Copy out, unchanged, the part of the records that opens with the line containing "legend-item-debt: Montant de" and closes with the line containing "y-tick-label: 160 [37, 284, 57, 298]", including both of those lines.
+ + +
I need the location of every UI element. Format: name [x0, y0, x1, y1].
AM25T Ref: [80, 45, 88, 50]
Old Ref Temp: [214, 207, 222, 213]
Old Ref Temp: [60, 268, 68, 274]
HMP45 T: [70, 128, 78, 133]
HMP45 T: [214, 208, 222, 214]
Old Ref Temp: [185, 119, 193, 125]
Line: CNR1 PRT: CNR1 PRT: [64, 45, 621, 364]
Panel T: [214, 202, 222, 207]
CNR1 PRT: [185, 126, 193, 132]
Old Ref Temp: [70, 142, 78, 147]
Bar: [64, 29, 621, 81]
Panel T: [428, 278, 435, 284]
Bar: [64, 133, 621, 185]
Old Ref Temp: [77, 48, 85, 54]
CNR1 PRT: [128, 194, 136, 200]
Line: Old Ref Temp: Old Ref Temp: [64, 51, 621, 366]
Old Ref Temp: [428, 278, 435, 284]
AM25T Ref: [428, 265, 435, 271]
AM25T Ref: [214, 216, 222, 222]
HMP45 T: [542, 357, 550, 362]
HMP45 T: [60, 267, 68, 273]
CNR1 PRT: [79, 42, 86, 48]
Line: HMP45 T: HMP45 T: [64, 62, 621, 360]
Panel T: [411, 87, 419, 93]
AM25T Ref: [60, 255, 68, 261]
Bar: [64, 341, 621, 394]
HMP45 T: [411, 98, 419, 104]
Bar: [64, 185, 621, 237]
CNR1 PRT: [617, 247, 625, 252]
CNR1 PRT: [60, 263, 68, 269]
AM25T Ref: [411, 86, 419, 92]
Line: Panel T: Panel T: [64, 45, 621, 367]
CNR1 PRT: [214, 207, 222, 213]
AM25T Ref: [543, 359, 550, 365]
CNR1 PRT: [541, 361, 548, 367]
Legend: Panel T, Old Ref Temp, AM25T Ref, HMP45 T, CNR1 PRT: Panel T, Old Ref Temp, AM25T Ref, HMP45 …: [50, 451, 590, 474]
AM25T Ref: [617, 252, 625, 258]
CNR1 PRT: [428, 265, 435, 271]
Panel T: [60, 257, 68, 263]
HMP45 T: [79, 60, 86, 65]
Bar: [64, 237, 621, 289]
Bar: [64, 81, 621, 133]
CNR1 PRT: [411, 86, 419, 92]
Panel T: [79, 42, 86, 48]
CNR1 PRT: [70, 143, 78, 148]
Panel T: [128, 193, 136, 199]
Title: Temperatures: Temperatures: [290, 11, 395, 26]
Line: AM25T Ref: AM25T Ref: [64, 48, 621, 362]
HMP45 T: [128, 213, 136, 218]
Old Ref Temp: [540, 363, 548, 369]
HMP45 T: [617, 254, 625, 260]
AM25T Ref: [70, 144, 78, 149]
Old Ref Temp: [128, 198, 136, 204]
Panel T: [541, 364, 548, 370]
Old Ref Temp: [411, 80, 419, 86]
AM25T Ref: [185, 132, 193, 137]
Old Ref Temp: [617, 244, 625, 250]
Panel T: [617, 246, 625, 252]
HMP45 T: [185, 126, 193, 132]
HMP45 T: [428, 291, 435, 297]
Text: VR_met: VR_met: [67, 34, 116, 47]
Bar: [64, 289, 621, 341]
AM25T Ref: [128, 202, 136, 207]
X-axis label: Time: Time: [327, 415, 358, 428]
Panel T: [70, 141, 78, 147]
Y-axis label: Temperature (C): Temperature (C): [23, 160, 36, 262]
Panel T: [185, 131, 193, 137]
+ + +
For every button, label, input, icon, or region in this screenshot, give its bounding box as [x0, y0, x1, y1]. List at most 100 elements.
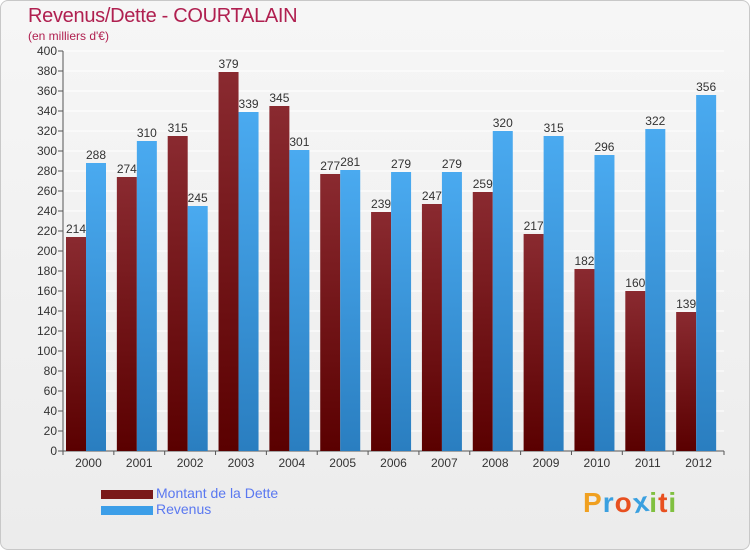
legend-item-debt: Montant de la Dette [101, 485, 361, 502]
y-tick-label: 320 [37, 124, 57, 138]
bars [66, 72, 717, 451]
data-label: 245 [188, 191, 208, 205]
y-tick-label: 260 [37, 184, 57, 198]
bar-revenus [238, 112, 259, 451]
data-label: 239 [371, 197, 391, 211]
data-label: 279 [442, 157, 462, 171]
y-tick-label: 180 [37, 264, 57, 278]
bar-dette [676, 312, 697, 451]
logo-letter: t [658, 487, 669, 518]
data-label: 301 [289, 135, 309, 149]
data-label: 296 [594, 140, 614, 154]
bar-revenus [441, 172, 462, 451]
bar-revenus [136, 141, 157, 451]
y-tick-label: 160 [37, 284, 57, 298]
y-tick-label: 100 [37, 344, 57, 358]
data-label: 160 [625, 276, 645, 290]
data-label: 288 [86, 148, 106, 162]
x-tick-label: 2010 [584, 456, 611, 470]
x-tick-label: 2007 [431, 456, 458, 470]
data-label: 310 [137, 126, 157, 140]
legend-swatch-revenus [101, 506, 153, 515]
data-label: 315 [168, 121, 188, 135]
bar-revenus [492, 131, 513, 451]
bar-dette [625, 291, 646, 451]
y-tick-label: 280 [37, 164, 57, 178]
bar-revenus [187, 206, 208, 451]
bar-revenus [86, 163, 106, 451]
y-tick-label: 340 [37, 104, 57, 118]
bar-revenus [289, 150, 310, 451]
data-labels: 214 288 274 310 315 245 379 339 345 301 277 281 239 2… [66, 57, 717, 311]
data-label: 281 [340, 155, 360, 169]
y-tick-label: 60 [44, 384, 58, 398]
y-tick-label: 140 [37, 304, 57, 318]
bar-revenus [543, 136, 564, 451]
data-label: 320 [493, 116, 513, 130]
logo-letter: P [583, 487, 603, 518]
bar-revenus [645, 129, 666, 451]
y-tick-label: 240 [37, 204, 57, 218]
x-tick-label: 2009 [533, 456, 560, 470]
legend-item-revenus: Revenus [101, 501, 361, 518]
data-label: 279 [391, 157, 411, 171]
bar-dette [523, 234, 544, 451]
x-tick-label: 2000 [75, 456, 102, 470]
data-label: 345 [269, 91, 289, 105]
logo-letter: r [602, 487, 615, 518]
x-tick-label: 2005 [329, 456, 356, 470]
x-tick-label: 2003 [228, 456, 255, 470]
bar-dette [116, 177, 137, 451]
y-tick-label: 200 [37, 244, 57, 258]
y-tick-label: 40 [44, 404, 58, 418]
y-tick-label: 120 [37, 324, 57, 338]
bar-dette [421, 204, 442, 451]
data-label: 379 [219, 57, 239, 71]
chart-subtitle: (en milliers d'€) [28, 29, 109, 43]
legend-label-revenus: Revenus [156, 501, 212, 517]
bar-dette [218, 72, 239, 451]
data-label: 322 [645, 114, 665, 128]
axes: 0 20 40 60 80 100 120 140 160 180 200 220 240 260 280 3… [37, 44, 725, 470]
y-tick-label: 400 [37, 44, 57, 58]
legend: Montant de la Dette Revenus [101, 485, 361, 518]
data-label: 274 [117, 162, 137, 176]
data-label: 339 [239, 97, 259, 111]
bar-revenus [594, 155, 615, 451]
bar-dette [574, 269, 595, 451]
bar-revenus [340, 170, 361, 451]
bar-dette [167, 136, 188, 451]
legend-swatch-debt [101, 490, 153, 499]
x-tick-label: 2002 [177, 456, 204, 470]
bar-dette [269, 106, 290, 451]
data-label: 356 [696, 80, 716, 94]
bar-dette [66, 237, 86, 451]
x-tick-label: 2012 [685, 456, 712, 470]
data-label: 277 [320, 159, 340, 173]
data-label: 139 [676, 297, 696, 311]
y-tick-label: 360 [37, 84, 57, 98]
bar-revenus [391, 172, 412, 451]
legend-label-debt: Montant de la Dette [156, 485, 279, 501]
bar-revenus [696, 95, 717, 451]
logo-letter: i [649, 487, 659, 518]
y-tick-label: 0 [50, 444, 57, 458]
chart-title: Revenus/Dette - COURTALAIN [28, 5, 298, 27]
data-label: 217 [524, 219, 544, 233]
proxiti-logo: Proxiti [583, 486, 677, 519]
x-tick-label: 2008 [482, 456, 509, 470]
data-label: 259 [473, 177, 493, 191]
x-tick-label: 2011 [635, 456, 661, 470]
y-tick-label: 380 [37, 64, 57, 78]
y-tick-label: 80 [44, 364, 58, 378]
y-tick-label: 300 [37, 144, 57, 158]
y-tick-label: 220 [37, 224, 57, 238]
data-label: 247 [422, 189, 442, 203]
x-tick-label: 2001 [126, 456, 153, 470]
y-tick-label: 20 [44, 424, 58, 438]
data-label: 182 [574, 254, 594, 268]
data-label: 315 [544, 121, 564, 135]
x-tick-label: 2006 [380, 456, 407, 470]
+ + +
COMPLETE ANSWER:
legend-item-debt: Montant de la Dette [101, 485, 361, 502]
y-tick-label: 320 [37, 124, 57, 138]
bars [66, 72, 717, 451]
data-label: 245 [188, 191, 208, 205]
y-tick-label: 260 [37, 184, 57, 198]
bar-revenus [238, 112, 259, 451]
data-label: 239 [371, 197, 391, 211]
data-label: 279 [442, 157, 462, 171]
y-tick-label: 180 [37, 264, 57, 278]
bar-dette [676, 312, 697, 451]
logo-letter: t [658, 487, 669, 518]
data-label: 301 [289, 135, 309, 149]
data-label: 296 [594, 140, 614, 154]
bar-revenus [441, 172, 462, 451]
bar-revenus [136, 141, 157, 451]
y-tick-label: 160 [37, 284, 57, 298]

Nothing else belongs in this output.